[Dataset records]
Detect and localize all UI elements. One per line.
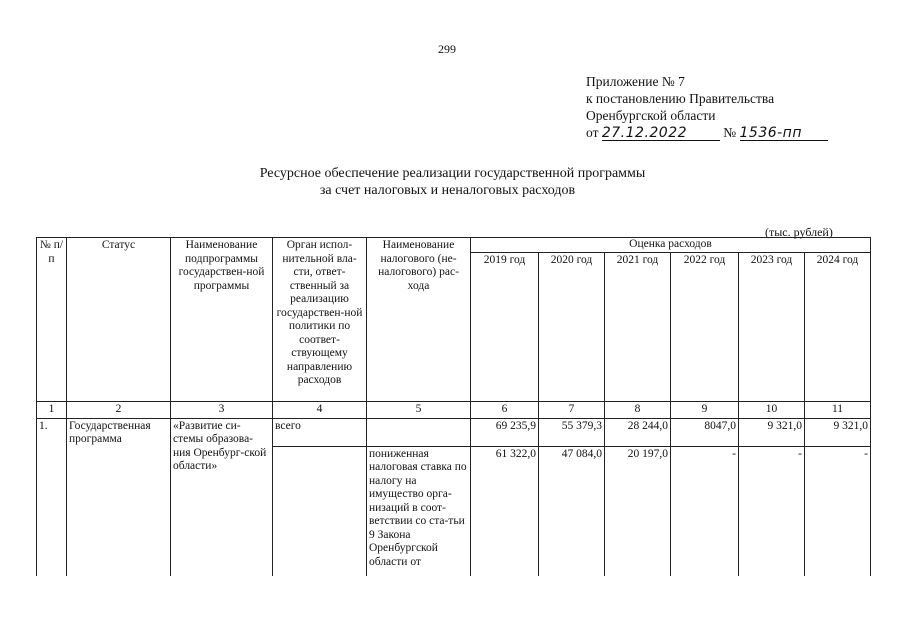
column-number: 5 [367, 402, 471, 419]
value-2020: 55 379,3 [539, 418, 605, 446]
value-2020: 47 084,0 [539, 446, 605, 576]
column-number: 11 [805, 402, 871, 419]
handwritten-number: 1536-пп [739, 125, 802, 141]
title-line-2: за счет налоговых и неналоговых расходов [319, 183, 576, 198]
row-subprogram: «Развитие си-стемы образова-ния Оренбург-ской области» [171, 418, 273, 576]
header-status: Статус [67, 238, 171, 402]
column-number: 1 [37, 402, 67, 419]
units-label: (тыс. рублей) [765, 225, 833, 239]
header-year-2022: 2022 год [671, 253, 739, 402]
header-subprogram: Наименование подпрограммы государствен-ной программы [171, 238, 273, 402]
header-year-2021: 2021 год [605, 253, 671, 402]
appendix-date-line [586, 124, 828, 141]
value-2022: - [671, 446, 739, 576]
row-expense-name [367, 418, 471, 446]
header-estimate: Оценка расходов [471, 238, 871, 253]
page-number: 299 [438, 42, 456, 56]
header-year-2019: 2019 год [471, 253, 539, 402]
value-2024: - [805, 446, 871, 576]
header-num: № п/п [37, 238, 67, 402]
value-2024: 9 321,0 [805, 418, 871, 446]
header-year-2023: 2023 год [739, 253, 805, 402]
row-status: Государственная программа [67, 418, 171, 576]
appendix-region: Оренбургской области [586, 108, 716, 123]
date-prefix: от [586, 125, 599, 140]
resource-table [36, 237, 871, 576]
column-number-row [37, 402, 871, 419]
column-number: 9 [671, 402, 739, 419]
row-agency: всего [273, 418, 367, 446]
header-agency: Орган испол-нительной вла-сти, ответ-ственный за реализацию государствен-ной политики по соответ-ствующему направлению расходов [273, 238, 367, 402]
column-number: 7 [539, 402, 605, 419]
column-number: 10 [739, 402, 805, 419]
value-2019: 61 322,0 [471, 446, 539, 576]
column-number: 2 [67, 402, 171, 419]
column-number: 8 [605, 402, 671, 419]
row-agency [273, 446, 367, 576]
row-number: 1. [37, 418, 67, 576]
title-line-1: Ресурсное обеспечение реализации государственной программы [259, 166, 646, 181]
appendix-block [586, 73, 828, 141]
value-2023: - [739, 446, 805, 576]
value-2019: 69 235,9 [471, 418, 539, 446]
date-underline [602, 126, 720, 141]
value-2023: 9 321,0 [739, 418, 805, 446]
value-2021: 20 197,0 [605, 446, 671, 576]
column-number: 3 [171, 402, 273, 419]
column-number: 4 [273, 402, 367, 419]
handwritten-date: 27.12.2022 [601, 125, 688, 141]
value-2022: 8047,0 [671, 418, 739, 446]
header-year-2024: 2024 год [805, 253, 871, 402]
row-expense-name: пониженная налоговая ставка по налогу на имущество орга-низаций в соот-ветствии со ста-тьи 9 Закона Оренбургской области от [367, 446, 471, 576]
document-title [0, 165, 905, 199]
number-prefix: № [723, 125, 737, 140]
column-number: 6 [471, 402, 539, 419]
header-year-2020: 2020 год [539, 253, 605, 402]
appendix-reference: к постановлению Правительства [586, 91, 775, 106]
header-expense-name: Наименование налогового (не-налогового) рас-хода [367, 238, 471, 402]
number-underline [740, 126, 828, 141]
value-2021: 28 244,0 [605, 418, 671, 446]
table-row [37, 418, 871, 446]
appendix-title: Приложение № 7 [586, 74, 685, 89]
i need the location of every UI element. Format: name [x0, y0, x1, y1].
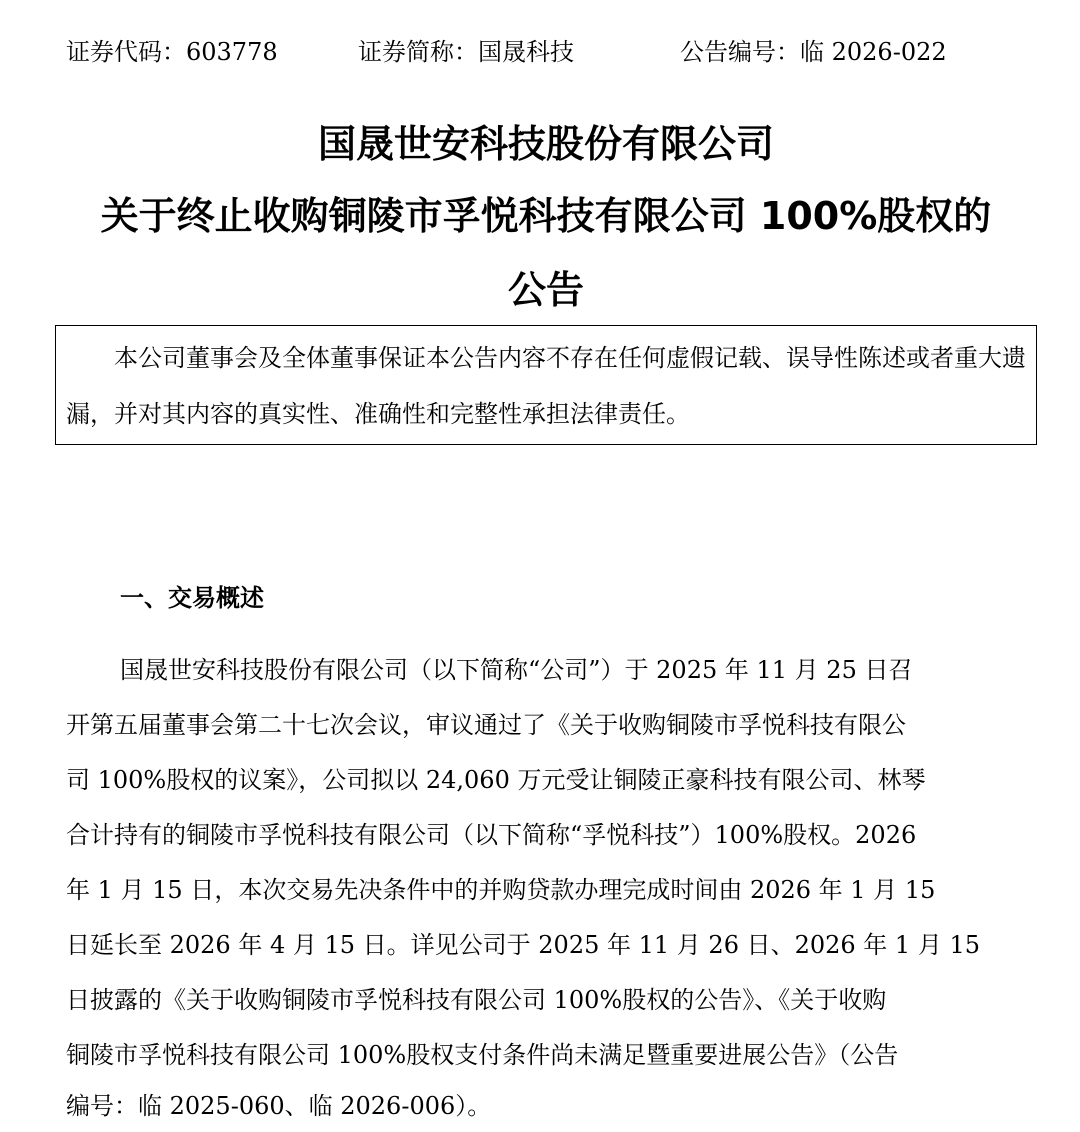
paragraph-line: 年 1 月 15 日，本次交易先决条件中的并购贷款办理完成时间由 2026 年 1 月 15 [66, 876, 936, 904]
paragraph-line: 国晟世安科技股份有限公司（以下简称“公司”）于 2025 年 11 月 25 日召 [120, 656, 913, 684]
title-subject: 关于终止收购铜陵市孚悦科技有限公司 100%股权的 [100, 194, 992, 238]
paragraph-line: 合计持有的铜陵市孚悦科技有限公司（以下简称“孚悦科技”）100%股权。2026 [66, 821, 917, 849]
board-guarantee-notice-box [55, 325, 1037, 445]
paragraph-line: 编号：临 2025-060、临 2026-006）。 [66, 1092, 492, 1120]
security-code: 证券代码：603778 [66, 38, 278, 66]
paragraph-line: 日延长至 2026 年 4 月 15 日。详见公司于 2025 年 11 月 26 日、2026 年 1 月 15 [66, 931, 980, 959]
security-name: 证券简称：国晟科技 [358, 38, 574, 66]
section-heading-transaction-overview: 一、交易概述 [120, 584, 264, 612]
board-guarantee-notice-text: 本公司董事会及全体董事保证本公告内容不存在任何虚假记载、误导性陈述或者重大遗漏，并对其内容的真实性、准确性和完整性承担法律责任。 [66, 344, 1026, 428]
title-announcement: 公告 [507, 268, 584, 312]
paragraph-line: 日披露的《关于收购铜陵市孚悦科技有限公司 100%股权的公告》、《关于收购 [66, 986, 887, 1014]
announcement-number: 公告编号：临 2026-022 [680, 38, 947, 66]
title-company-name: 国晟世安科技股份有限公司 [317, 122, 774, 166]
paragraph-line: 铜陵市孚悦科技有限公司 100%股权支付条件尚未满足暨重要进展公告》（公告 [66, 1041, 899, 1069]
paragraph-line: 司 100%股权的议案》，公司拟以 24,060 万元受让铜陵正豪科技有限公司、林琴 [66, 766, 926, 794]
paragraph-line: 开第五届董事会第二十七次会议，审议通过了《关于收购铜陵市孚悦科技有限公 [66, 711, 906, 739]
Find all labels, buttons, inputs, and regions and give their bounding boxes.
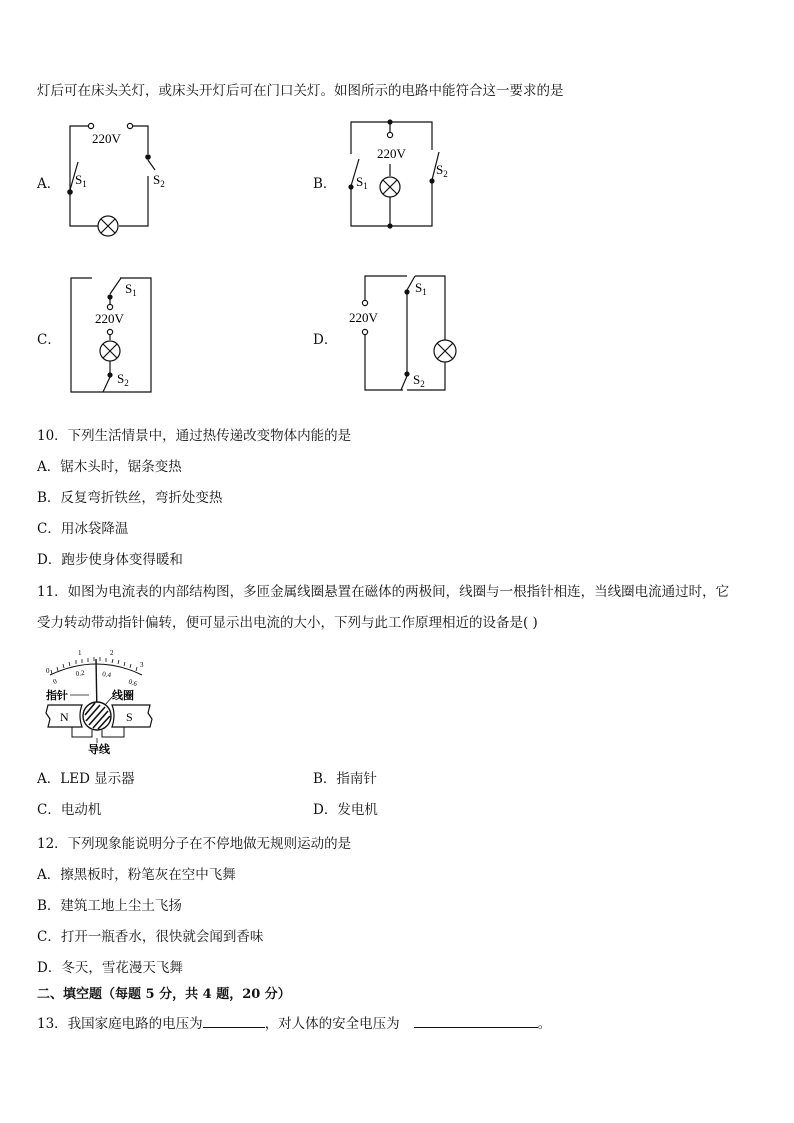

### PROMPT
Reproduce all of the lines above word for word, leaving out the pictures.

### COMPLETE OUTPUT
Detect and localize all UI elements. One per line.
column-number: 5 [367, 402, 471, 419]
value-2020: 55 379,3 [539, 418, 605, 446]
value-2020: 47 084,0 [539, 446, 605, 576]
column-number: 11 [805, 402, 871, 419]
handwritten-number: 1536-пп [739, 125, 802, 141]
title-line-2: за счет налоговых и неналоговых расходов [319, 183, 576, 198]
row-subprogram: «Развитие си-стемы образова-ния Оренбург-ской области» [171, 418, 273, 576]
header-status: Статус [67, 238, 171, 402]
column-number: 1 [37, 402, 67, 419]
units-label: (тыс. рублей) [765, 225, 833, 239]
header-year-2022: 2022 год [671, 253, 739, 402]
header-subprogram: Наименование подпрограммы государствен-ной программы [171, 238, 273, 402]
header-year-2021: 2021 год [605, 253, 671, 402]
appendix-date-line [586, 124, 828, 141]
value-2022: - [671, 446, 739, 576]
row-expense-name [367, 418, 471, 446]
header-estimate: Оценка расходов [471, 238, 871, 253]
page-number: 299 [438, 42, 456, 56]
header-year-2019: 2019 год [471, 253, 539, 402]
value-2024: - [805, 446, 871, 576]
header-num: № п/п [37, 238, 67, 402]
value-2024: 9 321,0 [805, 418, 871, 446]
header-year-2023: 2023 год [739, 253, 805, 402]
row-status: Государственная программа [67, 418, 171, 576]
appendix-region: Оренбургской области [586, 108, 716, 123]
date-prefix: от [586, 125, 599, 140]
resource-table [36, 237, 871, 576]
column-number-row [37, 402, 871, 419]
column-number: 9 [671, 402, 739, 419]
row-agency: всего [273, 418, 367, 446]
header-agency: Орган испол-нительной вла-сти, ответ-ственный за реализацию государствен-ной политики по соответ-ствующему направлению расходов [273, 238, 367, 402]
column-number: 7 [539, 402, 605, 419]
column-number: 10 [739, 402, 805, 419]
value-2019: 61 322,0 [471, 446, 539, 576]
column-number: 2 [67, 402, 171, 419]
column-number: 8 [605, 402, 671, 419]
row-agency [273, 446, 367, 576]
row-number: 1. [37, 418, 67, 576]
title-line-1: Ресурсное обеспечение реализации государственной программы [259, 166, 646, 181]
appendix-block [586, 73, 828, 141]
value-2023: - [739, 446, 805, 576]
value-2019: 69 235,9 [471, 418, 539, 446]
date-underline [602, 126, 720, 141]
value-2023: 9 321,0 [739, 418, 805, 446]
value-2021: 20 197,0 [605, 446, 671, 576]
column-number: 3 [171, 402, 273, 419]
column-number: 4 [273, 402, 367, 419]
handwritten-date: 27.12.2022 [601, 125, 688, 141]
value-2022: 8047,0 [671, 418, 739, 446]
header-year-2024: 2024 год [805, 253, 871, 402]
row-expense-name: пониженная налоговая ставка по налогу на имущество орга-низаций в соот-ветствии со ста-тьи 9 Закона Оренбургской области от [367, 446, 471, 576]
document-title [0, 165, 905, 199]
number-prefix: № [723, 125, 737, 140]
column-number: 6 [471, 402, 539, 419]
header-year-2020: 2020 год [539, 253, 605, 402]
appendix-reference: к постановлению Правительства [586, 91, 775, 106]
header-expense-name: Наименование налогового (не-налогового) рас-хода [367, 238, 471, 402]
number-underline [740, 126, 828, 141]
value-2021: 28 244,0 [605, 418, 671, 446]
table-row [37, 418, 871, 446]
appendix-title: Приложение № 7 [586, 74, 685, 89]
i need the location of every UI element. Format: name [x0, y0, x1, y1].
paragraph-line: 年 1 月 15 日，本次交易先决条件中的并购贷款办理完成时间由 2026 年 1 月 15 [66, 876, 936, 904]
paragraph-line: 国晟世安科技股份有限公司（以下简称“公司”）于 2025 年 11 月 25 日召 [120, 656, 913, 684]
title-subject: 关于终止收购铜陵市孚悦科技有限公司 100%股权的 [100, 194, 992, 238]
paragraph-line: 合计持有的铜陵市孚悦科技有限公司（以下简称“孚悦科技”）100%股权。2026 [66, 821, 917, 849]
board-guarantee-notice-box [55, 325, 1037, 445]
paragraph-line: 编号：临 2025-060、临 2026-006）。 [66, 1092, 492, 1120]
security-code: 证券代码：603778 [66, 38, 278, 66]
paragraph-line: 日延长至 2026 年 4 月 15 日。详见公司于 2025 年 11 月 26 日、2026 年 1 月 15 [66, 931, 980, 959]
security-name: 证券简称：国晟科技 [358, 38, 574, 66]
section-heading-transaction-overview: 一、交易概述 [120, 584, 264, 612]
board-guarantee-notice-text: 本公司董事会及全体董事保证本公告内容不存在任何虚假记载、误导性陈述或者重大遗漏，并对其内容的真实性、准确性和完整性承担法律责任。 [66, 344, 1026, 428]
title-announcement: 公告 [507, 268, 584, 312]
paragraph-line: 日披露的《关于收购铜陵市孚悦科技有限公司 100%股权的公告》、《关于收购 [66, 986, 887, 1014]
announcement-number: 公告编号：临 2026-022 [680, 38, 947, 66]
title-company-name: 国晟世安科技股份有限公司 [317, 122, 774, 166]
paragraph-line: 铜陵市孚悦科技有限公司 100%股权支付条件尚未满足暨重要进展公告》（公告 [66, 1041, 899, 1069]
paragraph-line: 司 100%股权的议案》，公司拟以 24,060 万元受让铜陵正豪科技有限公司、林琴 [66, 766, 926, 794]
paragraph-line: 开第五届董事会第二十七次会议，审议通过了《关于收购铜陵市孚悦科技有限公 [66, 711, 906, 739]
Find all labels, buttons, inputs, and regions and give their bounding boxes.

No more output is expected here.